- What is needed
Go through the listing and write out all of it exactly.
----- Material for this exercise
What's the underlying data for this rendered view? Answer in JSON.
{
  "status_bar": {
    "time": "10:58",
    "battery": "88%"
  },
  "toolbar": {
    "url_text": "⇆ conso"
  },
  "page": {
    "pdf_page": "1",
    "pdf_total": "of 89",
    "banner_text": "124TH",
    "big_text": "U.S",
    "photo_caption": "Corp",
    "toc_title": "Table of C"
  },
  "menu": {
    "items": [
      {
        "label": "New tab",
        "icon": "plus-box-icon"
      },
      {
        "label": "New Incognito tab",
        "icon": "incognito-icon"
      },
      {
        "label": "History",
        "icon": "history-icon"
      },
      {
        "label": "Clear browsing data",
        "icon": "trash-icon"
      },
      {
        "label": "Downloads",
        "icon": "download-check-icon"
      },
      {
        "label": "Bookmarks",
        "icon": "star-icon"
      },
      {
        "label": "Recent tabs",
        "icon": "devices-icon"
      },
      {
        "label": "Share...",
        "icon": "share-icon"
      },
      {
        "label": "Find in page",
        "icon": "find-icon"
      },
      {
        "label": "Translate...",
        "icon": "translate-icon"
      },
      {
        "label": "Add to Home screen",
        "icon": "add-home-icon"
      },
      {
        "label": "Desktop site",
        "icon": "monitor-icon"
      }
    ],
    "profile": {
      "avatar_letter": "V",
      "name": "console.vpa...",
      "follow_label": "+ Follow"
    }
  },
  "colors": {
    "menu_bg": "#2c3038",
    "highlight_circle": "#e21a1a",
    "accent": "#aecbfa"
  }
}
----------
- Exercise solution
What's the underlying data for this rendered view? Answer in JSON.
{
  "status_bar": {
    "time": "10:58",
    "battery": "88%"
  },
  "toolbar": {
    "url_text": "⇆ conso"
  },
  "page": {
    "pdf_page": "1",
    "pdf_total": "of 89",
    "banner_text": "124TH",
    "big_text": "U.S",
    "photo_caption": "Corp",
    "toc_title": "Table of C"
  },
  "menu": {
    "items": [
      {
        "label": "New tab",
        "icon": "plus-box-icon"
      },
      {
        "label": "New Incognito tab",
        "icon": "incognito-icon"
      },
      {
        "label": "History",
        "icon": "history-icon"
      },
      {
        "label": "Clear browsing data",
        "icon": "trash-icon"
      },
      {
        "label": "Downloads",
        "icon": "download-check-icon"
      },
      {
        "label": "Bookmarks",
        "icon": "star-icon"
      },
      {
        "label": "Recent tabs",
        "icon": "devices-icon"
      },
      {
        "label": "Share...",
        "icon": "share-icon"
      },
      {
        "label": "Find in page",
        "icon": "find-icon"
      },
      {
        "label": "Translate...",
        "icon": "translate-icon"
      },
      {
        "label": "Add to Home screen",
        "icon": "add-home-icon"
      },
      {
        "label": "Desktop site",
        "icon": "monitor-icon"
      }
    ],
    "profile": {
      "avatar_letter": "V",
      "name": "console.vpa...",
      "follow_label": "+ Follow"
    }
  },
  "colors": {
    "menu_bg": "#2c3038",
    "highlight_circle": "#e21a1a",
    "accent": "#aecbfa"
  }
}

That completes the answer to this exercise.